» Written task
Return all lines below containing the word "三会一课".

» Exercise data
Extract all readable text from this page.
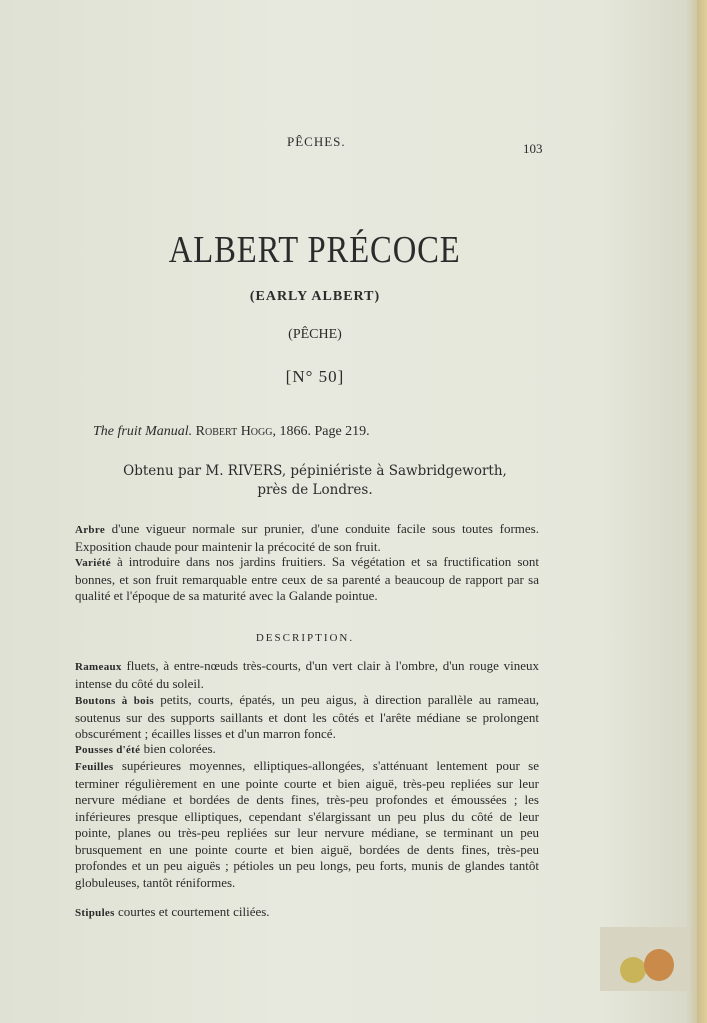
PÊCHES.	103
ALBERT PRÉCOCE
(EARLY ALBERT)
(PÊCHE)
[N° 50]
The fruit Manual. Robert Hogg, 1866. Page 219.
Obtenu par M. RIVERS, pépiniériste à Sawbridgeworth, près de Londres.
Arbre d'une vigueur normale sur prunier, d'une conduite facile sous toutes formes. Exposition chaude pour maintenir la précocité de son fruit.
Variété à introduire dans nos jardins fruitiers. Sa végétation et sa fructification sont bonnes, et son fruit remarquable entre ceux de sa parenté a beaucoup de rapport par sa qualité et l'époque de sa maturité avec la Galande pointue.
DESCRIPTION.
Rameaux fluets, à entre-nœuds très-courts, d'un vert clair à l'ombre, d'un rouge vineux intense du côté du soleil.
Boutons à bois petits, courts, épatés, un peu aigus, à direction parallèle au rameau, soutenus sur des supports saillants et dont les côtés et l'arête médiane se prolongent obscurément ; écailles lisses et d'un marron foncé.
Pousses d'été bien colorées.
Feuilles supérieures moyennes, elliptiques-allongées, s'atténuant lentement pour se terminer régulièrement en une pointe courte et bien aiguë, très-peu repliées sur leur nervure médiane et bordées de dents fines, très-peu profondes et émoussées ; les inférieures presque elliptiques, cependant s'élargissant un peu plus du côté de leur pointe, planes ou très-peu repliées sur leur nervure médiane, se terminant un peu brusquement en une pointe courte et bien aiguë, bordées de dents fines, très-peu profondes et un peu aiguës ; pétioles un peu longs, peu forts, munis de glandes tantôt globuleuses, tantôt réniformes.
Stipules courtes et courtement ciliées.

==

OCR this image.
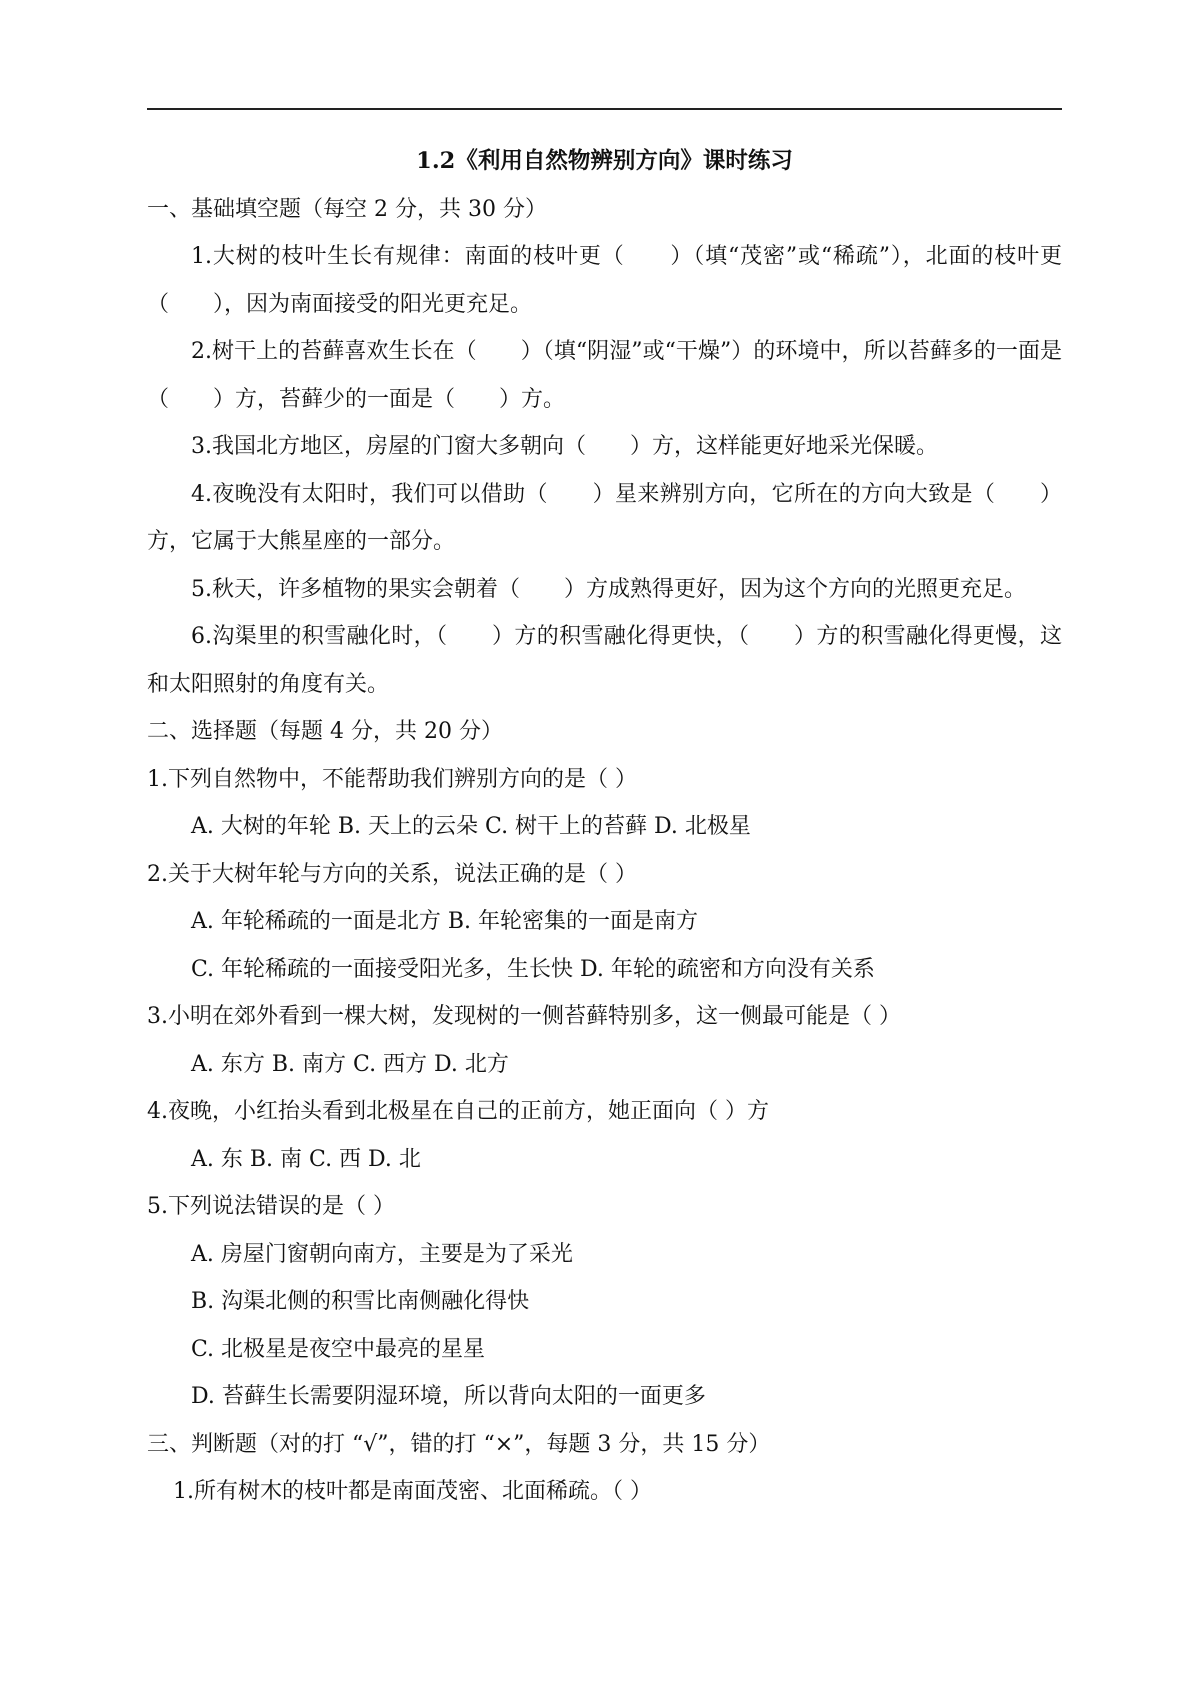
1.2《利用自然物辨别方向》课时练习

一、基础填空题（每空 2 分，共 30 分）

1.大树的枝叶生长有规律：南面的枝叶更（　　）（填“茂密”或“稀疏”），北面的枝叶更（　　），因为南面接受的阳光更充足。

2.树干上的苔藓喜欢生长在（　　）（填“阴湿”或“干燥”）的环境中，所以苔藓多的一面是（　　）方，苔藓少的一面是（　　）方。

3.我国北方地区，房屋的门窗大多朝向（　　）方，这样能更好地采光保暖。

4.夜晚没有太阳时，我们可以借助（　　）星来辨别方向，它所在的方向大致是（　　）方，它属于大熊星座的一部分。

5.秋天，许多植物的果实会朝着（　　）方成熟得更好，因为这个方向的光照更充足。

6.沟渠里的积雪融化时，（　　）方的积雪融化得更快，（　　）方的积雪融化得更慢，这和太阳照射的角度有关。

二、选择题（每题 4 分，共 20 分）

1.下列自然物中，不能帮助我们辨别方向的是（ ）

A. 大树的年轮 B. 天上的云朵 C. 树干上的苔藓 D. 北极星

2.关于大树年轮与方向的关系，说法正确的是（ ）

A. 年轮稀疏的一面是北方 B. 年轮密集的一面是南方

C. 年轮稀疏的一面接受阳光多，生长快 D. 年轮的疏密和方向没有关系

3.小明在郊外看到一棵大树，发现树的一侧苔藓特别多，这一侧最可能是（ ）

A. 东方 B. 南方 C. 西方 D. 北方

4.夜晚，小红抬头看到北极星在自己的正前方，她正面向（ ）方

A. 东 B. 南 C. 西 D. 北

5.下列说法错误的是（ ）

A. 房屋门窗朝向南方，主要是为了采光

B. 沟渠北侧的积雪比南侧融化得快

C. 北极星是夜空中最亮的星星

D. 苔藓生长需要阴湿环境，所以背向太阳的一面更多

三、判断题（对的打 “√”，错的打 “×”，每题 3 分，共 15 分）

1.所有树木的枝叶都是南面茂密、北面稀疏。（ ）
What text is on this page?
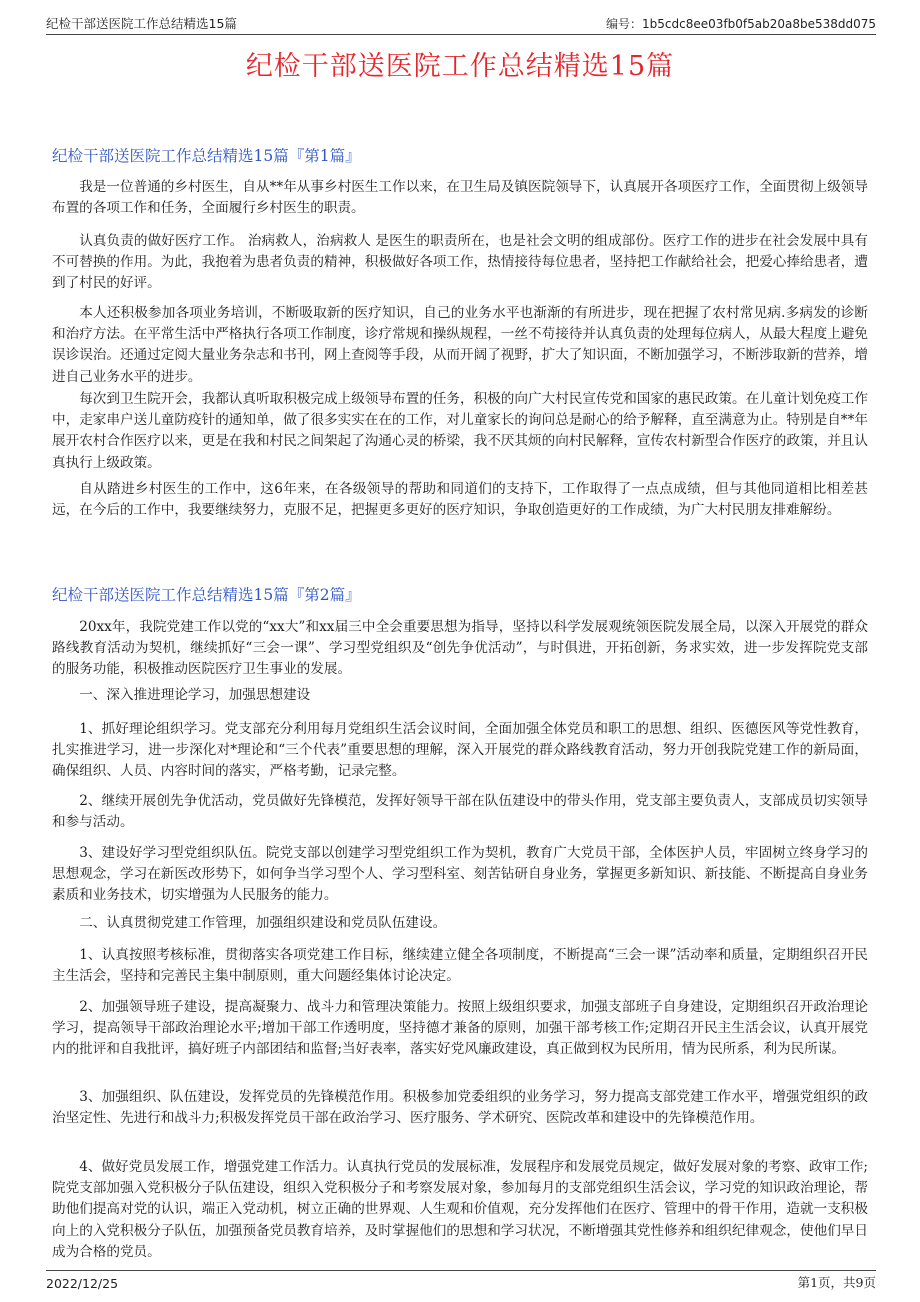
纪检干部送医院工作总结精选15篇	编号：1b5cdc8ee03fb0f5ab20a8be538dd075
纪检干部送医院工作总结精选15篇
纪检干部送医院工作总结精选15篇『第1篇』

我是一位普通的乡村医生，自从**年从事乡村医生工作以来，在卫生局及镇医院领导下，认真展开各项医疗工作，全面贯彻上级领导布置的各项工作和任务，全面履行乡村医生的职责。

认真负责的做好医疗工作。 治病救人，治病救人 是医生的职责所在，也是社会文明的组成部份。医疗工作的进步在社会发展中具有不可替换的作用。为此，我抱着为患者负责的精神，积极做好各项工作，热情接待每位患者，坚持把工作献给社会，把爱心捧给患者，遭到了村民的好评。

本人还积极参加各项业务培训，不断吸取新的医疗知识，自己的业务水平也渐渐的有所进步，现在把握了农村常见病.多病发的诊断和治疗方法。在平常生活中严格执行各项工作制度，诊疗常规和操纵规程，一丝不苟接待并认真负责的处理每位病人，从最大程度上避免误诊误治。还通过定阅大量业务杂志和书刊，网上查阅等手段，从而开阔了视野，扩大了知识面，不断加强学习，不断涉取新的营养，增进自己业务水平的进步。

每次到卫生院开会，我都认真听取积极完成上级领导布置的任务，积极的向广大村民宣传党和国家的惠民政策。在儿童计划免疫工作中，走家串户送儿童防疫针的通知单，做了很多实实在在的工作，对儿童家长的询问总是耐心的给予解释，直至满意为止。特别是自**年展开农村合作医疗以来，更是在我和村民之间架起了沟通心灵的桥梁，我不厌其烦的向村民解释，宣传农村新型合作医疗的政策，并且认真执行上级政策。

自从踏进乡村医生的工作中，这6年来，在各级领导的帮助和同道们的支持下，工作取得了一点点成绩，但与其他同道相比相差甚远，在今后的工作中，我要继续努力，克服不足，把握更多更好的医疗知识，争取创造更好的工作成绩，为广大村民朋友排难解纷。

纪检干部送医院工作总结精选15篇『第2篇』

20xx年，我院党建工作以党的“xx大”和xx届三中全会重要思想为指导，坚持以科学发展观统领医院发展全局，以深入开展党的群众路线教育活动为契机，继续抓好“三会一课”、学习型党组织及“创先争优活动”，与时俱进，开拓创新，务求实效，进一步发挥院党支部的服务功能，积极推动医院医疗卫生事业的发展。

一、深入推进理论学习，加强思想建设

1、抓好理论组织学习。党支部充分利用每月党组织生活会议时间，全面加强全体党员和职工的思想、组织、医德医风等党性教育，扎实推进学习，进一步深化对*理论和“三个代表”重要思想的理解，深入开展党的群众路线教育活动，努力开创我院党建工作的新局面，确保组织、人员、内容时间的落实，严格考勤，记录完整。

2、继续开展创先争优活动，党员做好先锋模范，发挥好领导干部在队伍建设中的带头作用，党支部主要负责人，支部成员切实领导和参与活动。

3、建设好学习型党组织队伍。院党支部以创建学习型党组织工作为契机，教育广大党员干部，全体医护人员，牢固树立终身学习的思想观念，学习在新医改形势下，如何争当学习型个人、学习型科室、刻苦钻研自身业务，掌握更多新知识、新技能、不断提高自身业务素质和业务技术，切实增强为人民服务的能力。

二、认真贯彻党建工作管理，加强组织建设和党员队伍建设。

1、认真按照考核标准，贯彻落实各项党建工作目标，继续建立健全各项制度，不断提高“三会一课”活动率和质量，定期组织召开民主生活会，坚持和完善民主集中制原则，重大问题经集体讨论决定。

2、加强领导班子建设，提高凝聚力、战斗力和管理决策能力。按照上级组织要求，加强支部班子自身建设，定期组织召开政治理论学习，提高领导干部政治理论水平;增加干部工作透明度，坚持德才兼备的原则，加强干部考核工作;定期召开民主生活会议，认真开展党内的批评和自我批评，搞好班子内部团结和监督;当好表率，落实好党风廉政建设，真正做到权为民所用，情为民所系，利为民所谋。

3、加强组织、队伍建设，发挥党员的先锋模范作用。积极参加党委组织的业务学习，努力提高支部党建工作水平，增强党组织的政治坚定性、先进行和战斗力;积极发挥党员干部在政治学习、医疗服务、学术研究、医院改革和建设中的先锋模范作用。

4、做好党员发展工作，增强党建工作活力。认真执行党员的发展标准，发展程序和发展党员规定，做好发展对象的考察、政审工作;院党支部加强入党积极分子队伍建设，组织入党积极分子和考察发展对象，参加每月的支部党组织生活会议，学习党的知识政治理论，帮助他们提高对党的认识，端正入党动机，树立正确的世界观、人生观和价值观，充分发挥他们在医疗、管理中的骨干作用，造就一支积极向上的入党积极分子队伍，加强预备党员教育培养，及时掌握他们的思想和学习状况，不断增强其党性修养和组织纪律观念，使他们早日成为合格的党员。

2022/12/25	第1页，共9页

--

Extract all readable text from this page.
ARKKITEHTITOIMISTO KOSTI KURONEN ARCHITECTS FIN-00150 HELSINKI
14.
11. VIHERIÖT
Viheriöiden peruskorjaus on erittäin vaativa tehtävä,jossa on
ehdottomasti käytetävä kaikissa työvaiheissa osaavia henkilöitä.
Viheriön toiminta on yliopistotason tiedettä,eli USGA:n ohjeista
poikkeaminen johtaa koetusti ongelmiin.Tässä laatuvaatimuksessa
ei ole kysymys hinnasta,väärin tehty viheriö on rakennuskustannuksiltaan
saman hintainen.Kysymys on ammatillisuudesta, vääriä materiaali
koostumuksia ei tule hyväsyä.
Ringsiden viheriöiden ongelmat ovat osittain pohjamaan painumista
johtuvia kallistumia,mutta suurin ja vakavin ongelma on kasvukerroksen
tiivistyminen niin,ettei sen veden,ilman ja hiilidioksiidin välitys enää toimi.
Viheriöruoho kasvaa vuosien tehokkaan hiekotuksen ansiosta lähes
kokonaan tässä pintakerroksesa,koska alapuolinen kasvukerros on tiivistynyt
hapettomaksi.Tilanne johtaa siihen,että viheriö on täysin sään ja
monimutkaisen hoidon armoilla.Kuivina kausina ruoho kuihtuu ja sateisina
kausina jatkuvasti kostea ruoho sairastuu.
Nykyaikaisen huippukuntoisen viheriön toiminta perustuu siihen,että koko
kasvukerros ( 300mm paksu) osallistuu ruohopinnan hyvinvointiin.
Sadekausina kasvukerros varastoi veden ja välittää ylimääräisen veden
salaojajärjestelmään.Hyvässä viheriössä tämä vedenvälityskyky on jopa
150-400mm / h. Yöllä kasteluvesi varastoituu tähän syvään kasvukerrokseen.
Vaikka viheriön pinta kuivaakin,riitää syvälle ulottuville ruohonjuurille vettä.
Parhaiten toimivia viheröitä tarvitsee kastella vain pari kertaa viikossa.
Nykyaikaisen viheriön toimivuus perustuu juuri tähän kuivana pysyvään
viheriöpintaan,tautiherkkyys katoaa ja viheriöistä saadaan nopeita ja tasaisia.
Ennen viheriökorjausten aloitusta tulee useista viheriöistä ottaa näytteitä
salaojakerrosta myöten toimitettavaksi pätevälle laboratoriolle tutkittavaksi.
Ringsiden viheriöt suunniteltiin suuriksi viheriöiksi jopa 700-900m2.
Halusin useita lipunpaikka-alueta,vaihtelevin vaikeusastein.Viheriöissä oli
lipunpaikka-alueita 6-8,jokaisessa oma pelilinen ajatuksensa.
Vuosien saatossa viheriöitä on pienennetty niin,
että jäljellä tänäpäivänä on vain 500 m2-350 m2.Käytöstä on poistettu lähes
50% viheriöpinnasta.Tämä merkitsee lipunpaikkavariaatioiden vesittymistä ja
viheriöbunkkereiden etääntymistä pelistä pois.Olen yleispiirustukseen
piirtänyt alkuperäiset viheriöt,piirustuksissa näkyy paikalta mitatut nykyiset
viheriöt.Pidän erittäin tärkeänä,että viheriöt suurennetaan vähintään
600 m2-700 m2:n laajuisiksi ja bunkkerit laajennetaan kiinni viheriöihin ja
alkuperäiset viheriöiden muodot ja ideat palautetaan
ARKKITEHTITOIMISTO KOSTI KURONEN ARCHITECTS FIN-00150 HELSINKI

» Expected answer
20xx年，我院党建工作以党的“xx大”和xx届三中全会重要思想为指导，坚持以科学发展观统领医院发展全局，以深入开展党的群众路线教育活动为契机，继续抓好“三会一课”、学习型党组织及“创先争优活动”，与时俱进，开拓创新，务求实效，进一步发挥院党支部的服务功能，积极推动医院医疗卫生事业的发展。
1、认真按照考核标准，贯彻落实各项党建工作目标，继续建立健全各项制度，不断提高“三会一课”活动率和质量，定期组织召开民主生活会，坚持和完善民主集中制原则，重大问题经集体讨论决定。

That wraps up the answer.